- Exercise aim
Reproduce each of the rows below word for word, with nothing added or left out.

- Available records
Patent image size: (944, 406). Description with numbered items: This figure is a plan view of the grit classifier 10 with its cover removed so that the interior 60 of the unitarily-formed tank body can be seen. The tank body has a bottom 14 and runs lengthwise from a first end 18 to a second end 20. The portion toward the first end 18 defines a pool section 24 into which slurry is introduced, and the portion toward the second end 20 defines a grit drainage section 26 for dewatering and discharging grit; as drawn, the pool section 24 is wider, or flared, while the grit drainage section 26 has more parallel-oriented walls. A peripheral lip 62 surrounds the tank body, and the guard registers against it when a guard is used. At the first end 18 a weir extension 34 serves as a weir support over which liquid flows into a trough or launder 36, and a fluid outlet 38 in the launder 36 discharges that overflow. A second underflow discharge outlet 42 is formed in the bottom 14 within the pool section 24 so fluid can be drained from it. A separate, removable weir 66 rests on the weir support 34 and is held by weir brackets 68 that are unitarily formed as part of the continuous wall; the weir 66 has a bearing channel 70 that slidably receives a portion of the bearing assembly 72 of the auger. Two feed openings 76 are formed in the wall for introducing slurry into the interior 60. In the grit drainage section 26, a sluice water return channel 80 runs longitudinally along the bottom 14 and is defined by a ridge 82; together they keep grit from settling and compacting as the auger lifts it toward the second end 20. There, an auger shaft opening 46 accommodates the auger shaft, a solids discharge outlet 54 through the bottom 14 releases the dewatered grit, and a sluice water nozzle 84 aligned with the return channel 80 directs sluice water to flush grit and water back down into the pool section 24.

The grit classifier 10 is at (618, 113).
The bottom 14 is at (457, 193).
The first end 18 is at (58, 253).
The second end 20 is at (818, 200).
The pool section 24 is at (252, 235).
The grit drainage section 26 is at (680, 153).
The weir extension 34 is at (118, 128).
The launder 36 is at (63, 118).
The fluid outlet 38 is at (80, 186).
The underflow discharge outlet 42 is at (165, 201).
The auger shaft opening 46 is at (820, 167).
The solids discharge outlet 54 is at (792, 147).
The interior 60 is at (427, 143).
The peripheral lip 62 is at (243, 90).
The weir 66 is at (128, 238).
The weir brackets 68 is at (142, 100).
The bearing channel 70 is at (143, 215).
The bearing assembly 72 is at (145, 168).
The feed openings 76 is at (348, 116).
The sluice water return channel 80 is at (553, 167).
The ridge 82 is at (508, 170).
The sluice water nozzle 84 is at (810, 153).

- Full answer
Patent image size: (944, 406). Description with numbered items: This figure is a plan view of the grit classifier 10 with its cover removed so that the interior 60 of the unitarily-formed tank body can be seen. The tank body has a bottom 14 and runs lengthwise from a first end 18 to a second end 20. The portion toward the first end 18 defines a pool section 24 into which slurry is introduced, and the portion toward the second end 20 defines a grit drainage section 26 for dewatering and discharging grit; as drawn, the pool section 24 is wider, or flared, while the grit drainage section 26 has more parallel-oriented walls. A peripheral lip 62 surrounds the tank body, and the guard registers against it when a guard is used. At the first end 18 a weir extension 34 serves as a weir support over which liquid flows into a trough or launder 36, and a fluid outlet 38 in the launder 36 discharges that overflow. A second underflow discharge outlet 42 is formed in the bottom 14 within the pool section 24 so fluid can be drained from it. A separate, removable weir 66 rests on the weir support 34 and is held by weir brackets 68 that are unitarily formed as part of the continuous wall; the weir 66 has a bearing channel 70 that slidably receives a portion of the bearing assembly 72 of the auger. Two feed openings 76 are formed in the wall for introducing slurry into the interior 60. In the grit drainage section 26, a sluice water return channel 80 runs longitudinally along the bottom 14 and is defined by a ridge 82; together they keep grit from settling and compacting as the auger lifts it toward the second end 20. There, an auger shaft opening 46 accommodates the auger shaft, a solids discharge outlet 54 through the bottom 14 releases the dewatered grit, and a sluice water nozzle 84 aligned with the return channel 80 directs sluice water to flush grit and water back down into the pool section 24.

The grit classifier 10 is at (618, 113).
The bottom 14 is at (457, 193).
The first end 18 is at (58, 253).
The second end 20 is at (818, 200).
The pool section 24 is at (252, 235).
The grit drainage section 26 is at (680, 153).
The weir extension 34 is at (118, 128).
The launder 36 is at (63, 118).
The fluid outlet 38 is at (80, 186).
The underflow discharge outlet 42 is at (165, 201).
The auger shaft opening 46 is at (820, 167).
The solids discharge outlet 54 is at (792, 147).
The interior 60 is at (427, 143).
The peripheral lip 62 is at (243, 90).
The weir 66 is at (128, 238).
The weir brackets 68 is at (142, 100).
The bearing channel 70 is at (143, 215).
The bearing assembly 72 is at (145, 168).
The feed openings 76 is at (348, 116).
The sluice water return channel 80 is at (553, 167).
The ridge 82 is at (508, 170).
The sluice water nozzle 84 is at (810, 153).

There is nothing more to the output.